Data extracted from a collection:
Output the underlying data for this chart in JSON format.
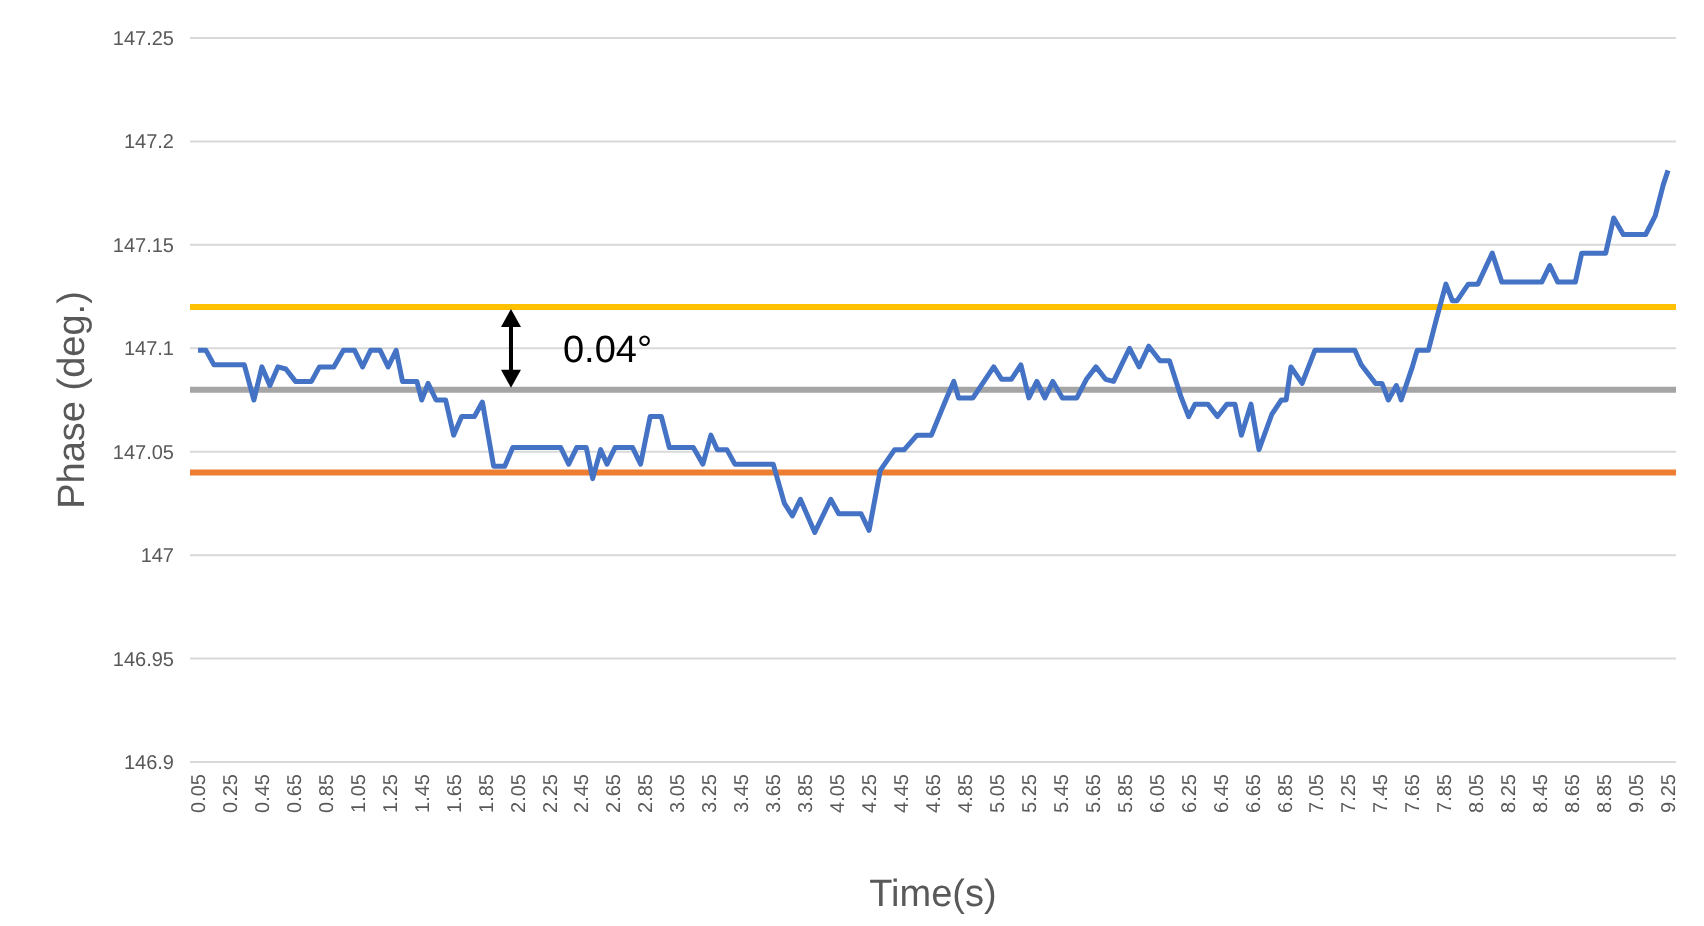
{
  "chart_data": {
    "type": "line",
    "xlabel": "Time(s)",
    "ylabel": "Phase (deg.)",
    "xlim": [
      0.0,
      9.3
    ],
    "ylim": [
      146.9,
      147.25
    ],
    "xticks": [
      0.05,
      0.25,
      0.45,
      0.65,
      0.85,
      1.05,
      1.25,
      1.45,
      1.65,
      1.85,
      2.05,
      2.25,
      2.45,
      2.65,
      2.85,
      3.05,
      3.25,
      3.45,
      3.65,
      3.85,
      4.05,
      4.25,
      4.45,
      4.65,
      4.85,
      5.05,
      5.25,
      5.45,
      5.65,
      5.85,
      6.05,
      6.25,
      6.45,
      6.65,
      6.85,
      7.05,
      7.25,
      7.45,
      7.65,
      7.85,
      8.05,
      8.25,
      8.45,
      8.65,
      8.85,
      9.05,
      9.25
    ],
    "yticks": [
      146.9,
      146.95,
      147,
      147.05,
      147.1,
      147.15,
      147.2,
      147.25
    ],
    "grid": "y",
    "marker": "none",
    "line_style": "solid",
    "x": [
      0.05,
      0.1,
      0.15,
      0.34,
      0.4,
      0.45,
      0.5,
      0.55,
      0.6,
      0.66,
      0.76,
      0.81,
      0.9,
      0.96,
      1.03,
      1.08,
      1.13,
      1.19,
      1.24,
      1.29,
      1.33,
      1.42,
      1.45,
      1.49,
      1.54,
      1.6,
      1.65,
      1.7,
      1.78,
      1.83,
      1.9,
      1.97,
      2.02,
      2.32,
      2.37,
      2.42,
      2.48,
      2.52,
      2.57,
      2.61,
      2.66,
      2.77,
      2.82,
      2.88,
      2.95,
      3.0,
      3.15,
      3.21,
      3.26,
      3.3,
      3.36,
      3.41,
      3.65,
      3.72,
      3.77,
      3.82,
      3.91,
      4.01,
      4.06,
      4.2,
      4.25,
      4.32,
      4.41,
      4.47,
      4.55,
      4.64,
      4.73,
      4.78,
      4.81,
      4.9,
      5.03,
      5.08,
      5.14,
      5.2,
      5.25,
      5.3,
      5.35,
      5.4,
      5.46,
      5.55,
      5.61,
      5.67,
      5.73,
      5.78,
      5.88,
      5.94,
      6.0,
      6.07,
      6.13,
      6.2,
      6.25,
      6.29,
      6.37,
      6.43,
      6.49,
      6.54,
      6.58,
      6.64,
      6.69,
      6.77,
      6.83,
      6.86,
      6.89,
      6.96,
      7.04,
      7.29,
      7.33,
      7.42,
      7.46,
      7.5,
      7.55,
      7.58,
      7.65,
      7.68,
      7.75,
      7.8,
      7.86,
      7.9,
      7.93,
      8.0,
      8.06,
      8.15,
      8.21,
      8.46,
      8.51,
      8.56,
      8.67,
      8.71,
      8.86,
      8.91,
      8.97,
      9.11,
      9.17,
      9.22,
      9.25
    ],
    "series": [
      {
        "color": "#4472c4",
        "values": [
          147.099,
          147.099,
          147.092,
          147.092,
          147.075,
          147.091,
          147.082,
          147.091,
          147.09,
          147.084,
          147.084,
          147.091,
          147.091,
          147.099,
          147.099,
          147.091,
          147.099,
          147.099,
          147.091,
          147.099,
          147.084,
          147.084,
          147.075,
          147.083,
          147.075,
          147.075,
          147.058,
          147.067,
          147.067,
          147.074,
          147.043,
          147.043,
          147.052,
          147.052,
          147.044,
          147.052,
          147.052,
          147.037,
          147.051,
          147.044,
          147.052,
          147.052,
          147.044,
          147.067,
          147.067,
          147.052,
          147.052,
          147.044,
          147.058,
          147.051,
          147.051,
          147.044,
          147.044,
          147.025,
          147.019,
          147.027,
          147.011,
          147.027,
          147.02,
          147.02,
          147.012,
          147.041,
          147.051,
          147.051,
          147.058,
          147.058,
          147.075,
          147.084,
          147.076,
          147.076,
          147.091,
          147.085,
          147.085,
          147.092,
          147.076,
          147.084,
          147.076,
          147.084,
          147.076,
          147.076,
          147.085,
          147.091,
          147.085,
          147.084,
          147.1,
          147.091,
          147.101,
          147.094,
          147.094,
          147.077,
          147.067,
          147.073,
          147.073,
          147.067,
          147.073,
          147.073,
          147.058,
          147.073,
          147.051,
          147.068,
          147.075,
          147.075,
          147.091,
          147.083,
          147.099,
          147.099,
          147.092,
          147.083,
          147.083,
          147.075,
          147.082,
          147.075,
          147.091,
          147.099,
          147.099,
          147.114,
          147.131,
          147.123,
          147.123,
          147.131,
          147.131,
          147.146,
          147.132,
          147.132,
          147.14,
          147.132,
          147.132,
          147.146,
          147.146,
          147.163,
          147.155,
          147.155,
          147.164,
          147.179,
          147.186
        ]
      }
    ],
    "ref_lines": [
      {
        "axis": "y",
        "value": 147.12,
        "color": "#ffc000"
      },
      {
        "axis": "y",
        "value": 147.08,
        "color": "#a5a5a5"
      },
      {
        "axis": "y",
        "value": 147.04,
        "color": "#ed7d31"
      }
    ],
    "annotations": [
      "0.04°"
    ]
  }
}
---
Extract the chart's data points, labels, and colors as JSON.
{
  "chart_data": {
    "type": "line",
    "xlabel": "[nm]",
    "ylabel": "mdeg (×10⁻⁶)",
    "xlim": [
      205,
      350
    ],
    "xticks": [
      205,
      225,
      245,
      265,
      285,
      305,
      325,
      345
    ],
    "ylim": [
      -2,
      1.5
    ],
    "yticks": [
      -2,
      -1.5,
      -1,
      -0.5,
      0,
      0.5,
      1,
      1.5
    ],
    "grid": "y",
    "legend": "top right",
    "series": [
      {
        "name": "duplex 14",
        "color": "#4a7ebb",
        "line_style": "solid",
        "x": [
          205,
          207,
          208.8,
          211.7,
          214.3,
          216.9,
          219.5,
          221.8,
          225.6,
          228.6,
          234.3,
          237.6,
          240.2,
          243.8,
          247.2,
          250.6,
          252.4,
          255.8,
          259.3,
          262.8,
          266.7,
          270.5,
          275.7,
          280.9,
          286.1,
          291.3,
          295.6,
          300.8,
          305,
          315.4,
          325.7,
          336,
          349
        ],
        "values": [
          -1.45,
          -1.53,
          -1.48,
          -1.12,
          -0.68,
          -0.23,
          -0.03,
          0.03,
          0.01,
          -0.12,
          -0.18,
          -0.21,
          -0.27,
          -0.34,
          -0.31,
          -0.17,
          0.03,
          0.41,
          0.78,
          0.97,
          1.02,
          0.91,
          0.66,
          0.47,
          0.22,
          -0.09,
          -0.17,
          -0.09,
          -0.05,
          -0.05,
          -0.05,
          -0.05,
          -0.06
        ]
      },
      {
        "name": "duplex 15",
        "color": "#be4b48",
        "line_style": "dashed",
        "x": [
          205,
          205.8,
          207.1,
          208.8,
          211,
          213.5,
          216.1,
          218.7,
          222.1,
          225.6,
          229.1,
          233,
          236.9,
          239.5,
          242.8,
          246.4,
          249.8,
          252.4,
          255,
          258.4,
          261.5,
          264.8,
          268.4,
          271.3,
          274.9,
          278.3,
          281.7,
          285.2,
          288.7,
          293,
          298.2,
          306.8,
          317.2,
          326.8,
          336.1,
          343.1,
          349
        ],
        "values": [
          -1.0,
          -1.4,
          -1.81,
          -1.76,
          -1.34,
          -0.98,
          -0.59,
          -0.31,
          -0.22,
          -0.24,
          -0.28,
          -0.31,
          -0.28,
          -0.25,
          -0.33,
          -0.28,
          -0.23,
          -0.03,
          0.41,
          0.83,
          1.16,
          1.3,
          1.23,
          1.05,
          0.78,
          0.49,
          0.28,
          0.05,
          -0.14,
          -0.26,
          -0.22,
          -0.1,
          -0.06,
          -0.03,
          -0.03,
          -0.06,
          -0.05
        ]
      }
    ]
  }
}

§ **Work to be completed**: Gather each line holding the string "JSON".

§ **Output**:
Output the underlying data for this chart in JSON format.
Extract the chart's data points, labels, and colors as JSON.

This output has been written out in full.